PROBLEM TO SOLVE. Identify and reproduce every line holding the string "Plane".

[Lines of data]

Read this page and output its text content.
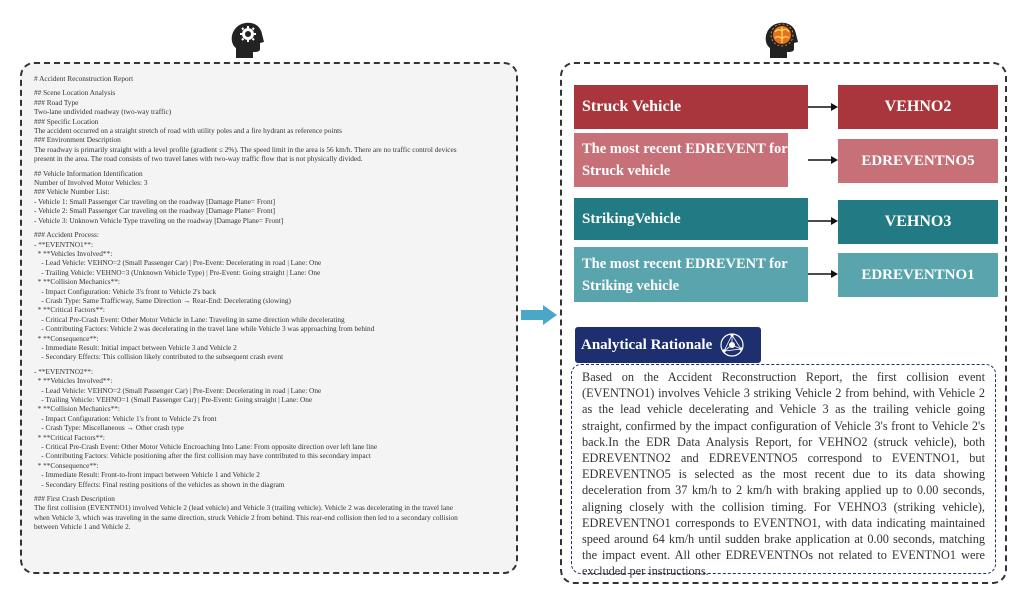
# Accident Reconstruction Report
## Scene Location Analysis
### Road Type
Two-lane undivided roadway (two-way traffic)
### Specific Location
The accident occurred on a straight stretch of road with utility poles and a fire hydrant as reference points
### Environment Description
The roadway is primarily straight with a level profile (gradient ≤ 2%). The speed limit in the area is 56 km/h. There are no traffic control devices
present in the area. The road consists of two travel lanes with two-way traffic flow that is not physically divided.
## Vehicle Information Identification
Number of Involved Motor Vehicles: 3
### Vehicle Number List:
- Vehicle 1: Small Passenger Car traveling on the roadway [Damage Plane= Front]
- Vehicle 2: Small Passenger Car traveling on the roadway [Damage Plane= Front]
- Vehicle 3: Unknown Vehicle Type traveling on the roadway [Damage Plane= Front]
### Accident Process:
- **EVENTNO1**:
* **Vehicles Involved**:
- Lead Vehicle: VEHNO=2 (Small Passenger Car) | Pre-Event: Decelerating in road | Lane: One
- Trailing Vehicle: VEHNO=3 (Unknown Vehicle Type) | Pre-Event: Going straight | Lane: One
* **Collision Mechanics**:
- Impact Configuration: Vehicle 3's front to Vehicle 2's back
- Crash Type: Same Trafficway, Same Direction → Rear-End: Decelerating (slowing)
* **Critical Factors**:
- Critical Pre-Crash Event: Other Motor Vehicle in Lane: Traveling in same direction while decelerating
- Contributing Factors: Vehicle 2 was decelerating in the travel lane while Vehicle 3 was approaching from behind
* **Consequence**:
- Immediate Result: Initial impact between Vehicle 3 and Vehicle 2
- Secondary Effects: This collision likely contributed to the subsequent crash event
- **EVENTNO2**:
* **Vehicles Involved**:
- Lead Vehicle: VEHNO=2 (Small Passenger Car) | Pre-Event: Decelerating in road | Lane: One
- Trailing Vehicle: VEHNO=1 (Small Passenger Car) | Pre-Event: Going straight | Lane: One
* **Collision Mechanics**:
- Impact Configuration: Vehicle 1's front to Vehicle 2's front
- Crash Type: Miscellaneous → Other crash type
* **Critical Factors**:
- Critical Pre-Crash Event: Other Motor Vehicle Encroaching Into Lane: From opposite direction over left lane line
- Contributing Factors: Vehicle positioning after the first collision may have contributed to this secondary impact
* **Consequence**:
- Immediate Result: Front-to-front impact between Vehicle 1 and Vehicle 2
- Secondary Effects: Final resting positions of the vehicles as shown in the diagram
### First Crash Description
The first collision (EVENTNO1) involved Vehicle 2 (lead vehicle) and Vehicle 3 (trailing vehicle). Vehicle 2 was decelerating in the travel lane
when Vehicle 3, which was traveling in the same direction, struck Vehicle 2 from behind. This rear-end collision then led to a secondary collision
between Vehicle 1 and Vehicle 2.
Struck Vehicle	VEHNO2
The most recent EDREVENT for Struck vehicle
EDREVENTNO5
StrikingVehicle	VEHNO3
The most recent EDREVENT for Striking vehicle
EDREVENTNO1
Analytical Rationale
Based on the Accident Reconstruction Report, the first collision event (EVENTNO1) involves Vehicle 3 striking Vehicle 2 from behind, with Vehicle 2 as the lead vehicle decelerating and Vehicle 3 as the trailing vehicle going straight, confirmed by the impact configuration of Vehicle 3's front to Vehicle 2's back.In the EDR Data Analysis Report, for VEHNO2 (struck vehicle), both EDREVENTNO2 and EDREVENTNO5 correspond to EVENTNO1, but EDREVENTNO5 is selected as the most recent due to its data showing deceleration from 37 km/h to 2 km/h with braking applied up to 0.00 seconds, aligning closely with the collision timing. For VEHNO3 (striking vehicle), EDREVENTNO1 corresponds to EVENTNO1, with data indicating maintained speed around 64 km/h until sudden brake application at 0.00 seconds, matching the impact event. All other EDREVENTNOs not related to EVENTNO1 were excluded per instructions.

THE RESPONSE.
- Vehicle 1: Small Passenger Car traveling on the roadway [Damage Plane= Front]
- Vehicle 2: Small Passenger Car traveling on the roadway [Damage Plane= Front]
- Vehicle 3: Unknown Vehicle Type traveling on the roadway [Damage Plane= Front]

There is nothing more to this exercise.